Data entries
<<<<

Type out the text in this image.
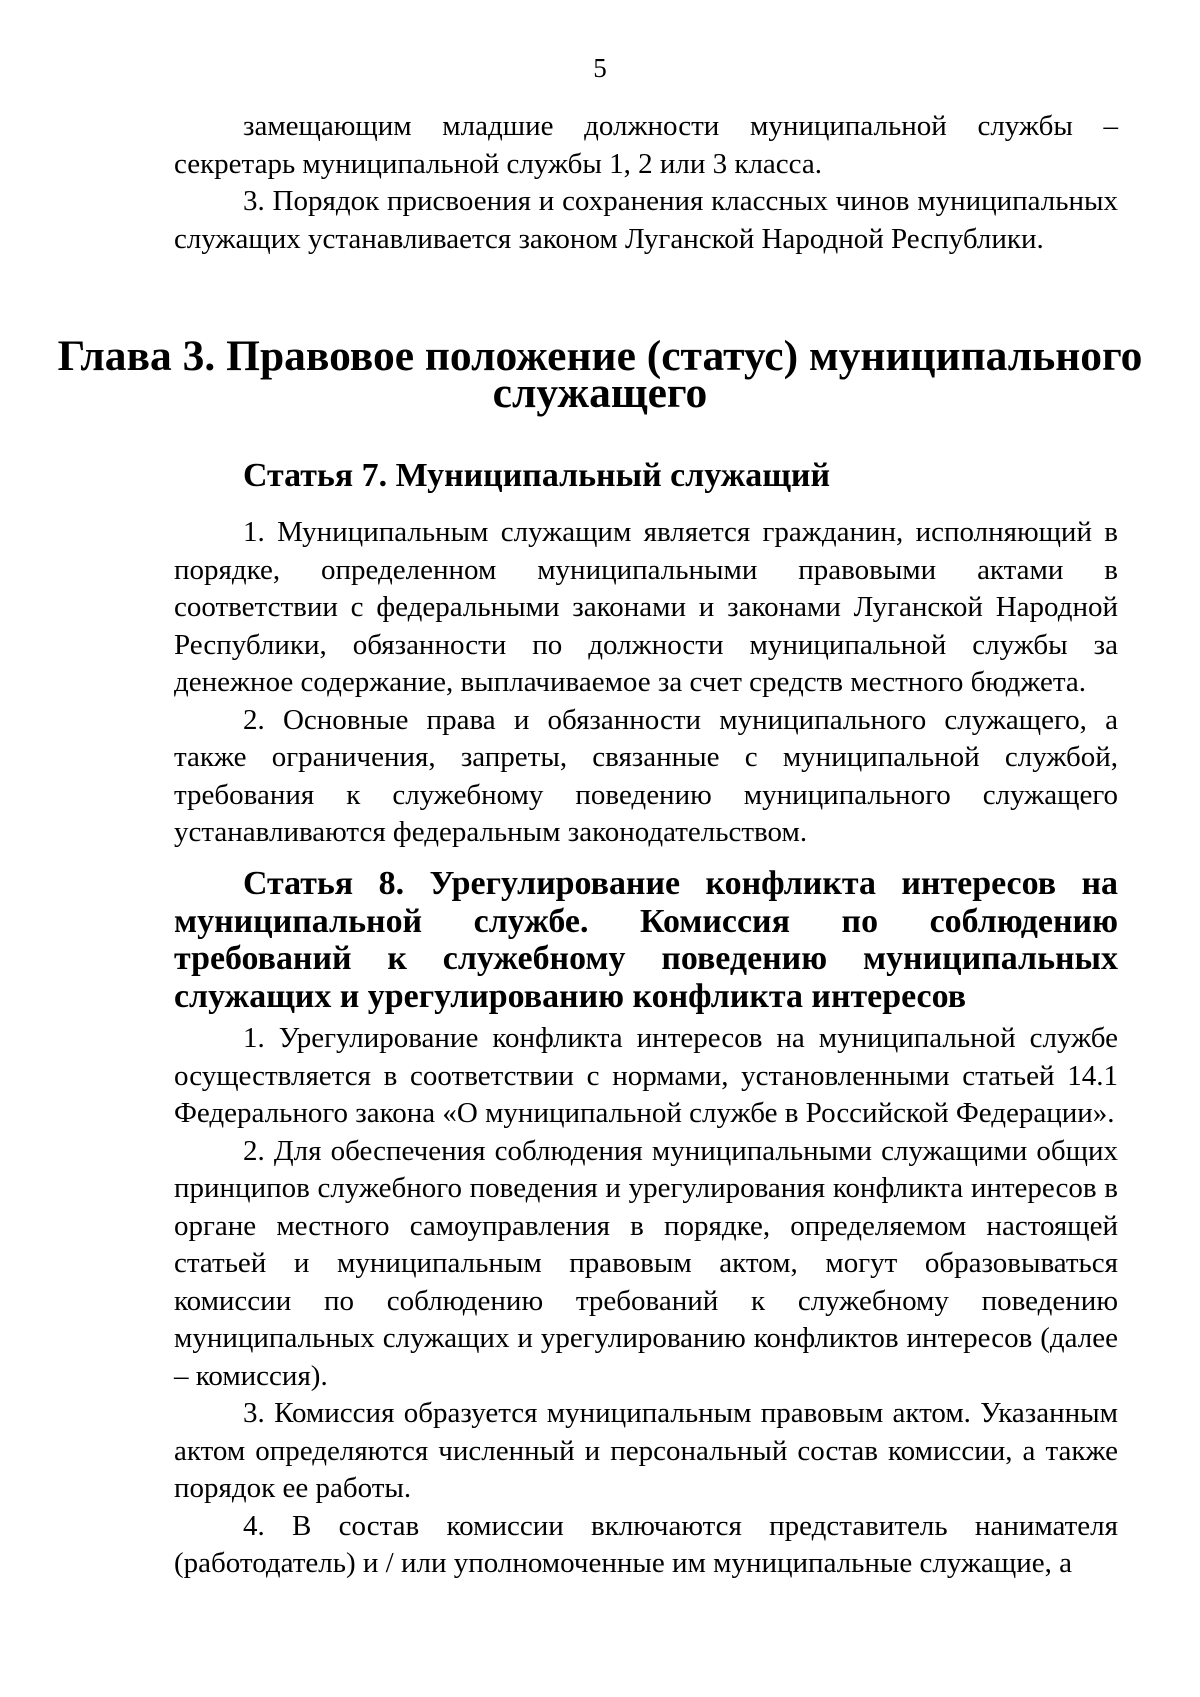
5

замещающим младшие должности муниципальной службы – секретарь муниципальной службы 1, 2 или 3 класса.

3. Порядок присвоения и сохранения классных чинов муниципальных служащих устанавливается законом Луганской Народной Республики.

Глава 3. Правовое положение (статус) муниципального служащего
Статья 7. Муниципальный служащий

1. Муниципальным служащим является гражданин, исполняющий в порядке, определенном муниципальными правовыми актами в соответствии с федеральными законами и законами Луганской Народной Республики, обязанности по должности муниципальной службы за денежное содержание, выплачиваемое за счет средств местного бюджета.

2. Основные права и обязанности муниципального служащего, а также ограничения, запреты, связанные с муниципальной службой, требования к служебному поведению муниципального служащего устанавливаются федеральным законодательством.

Статья 8. Урегулирование конфликта интересов на муниципальной службе. Комиссия по соблюдению требований к служебному поведению муниципальных служащих и урегулированию конфликта интересов

1. Урегулирование конфликта интересов на муниципальной службе осуществляется в соответствии с нормами, установленными статьей 14.1 Федерального закона «О муниципальной службе в Российской Федерации».

2. Для обеспечения соблюдения муниципальными служащими общих принципов служебного поведения и урегулирования конфликта интересов в органе местного самоуправления в порядке, определяемом настоящей статьей и муниципальным правовым актом, могут образовываться комиссии по соблюдению требований к служебному поведению муниципальных служащих и урегулированию конфликтов интересов (далее – комиссия).

3. Комиссия образуется муниципальным правовым актом. Указанным актом определяются численный и персональный состав комиссии, а также порядок ее работы.

4. В состав комиссии включаются представитель нанимателя (работодатель) и / или уполномоченные им муниципальные служащие, а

>>>>

▶ The exercise: All of the lines above should be retyped precisely, apart from the pictures.

▶ Exercise solution:
Type out the text in this image.
5

замещающим младшие должности муниципальной службы – секретарь муниципальной службы 1, 2 или 3 класса.

3. Порядок присвоения и сохранения классных чинов муниципальных служащих устанавливается законом Луганской Народной Республики.

Глава 3. Правовое положение (статус) муниципального служащего
Статья 7. Муниципальный служащий

1. Муниципальным служащим является гражданин, исполняющий в порядке, определенном муниципальными правовыми актами в соответствии с федеральными законами и законами Луганской Народной Республики, обязанности по должности муниципальной службы за денежное содержание, выплачиваемое за счет средств местного бюджета.

2. Основные права и обязанности муниципального служащего, а также ограничения, запреты, связанные с муниципальной службой, требования к служебному поведению муниципального служащего устанавливаются федеральным законодательством.

Статья 8. Урегулирование конфликта интересов на муниципальной службе. Комиссия по соблюдению требований к служебному поведению муниципальных служащих и урегулированию конфликта интересов

1. Урегулирование конфликта интересов на муниципальной службе осуществляется в соответствии с нормами, установленными статьей 14.1 Федерального закона «О муниципальной службе в Российской Федерации».

2. Для обеспечения соблюдения муниципальными служащими общих принципов служебного поведения и урегулирования конфликта интересов в органе местного самоуправления в порядке, определяемом настоящей статьей и муниципальным правовым актом, могут образовываться комиссии по соблюдению требований к служебному поведению муниципальных служащих и урегулированию конфликтов интересов (далее – комиссия).

3. Комиссия образуется муниципальным правовым актом. Указанным актом определяются численный и персональный состав комиссии, а также порядок ее работы.

4. В состав комиссии включаются представитель нанимателя (работодатель) и / или уполномоченные им муниципальные служащие, а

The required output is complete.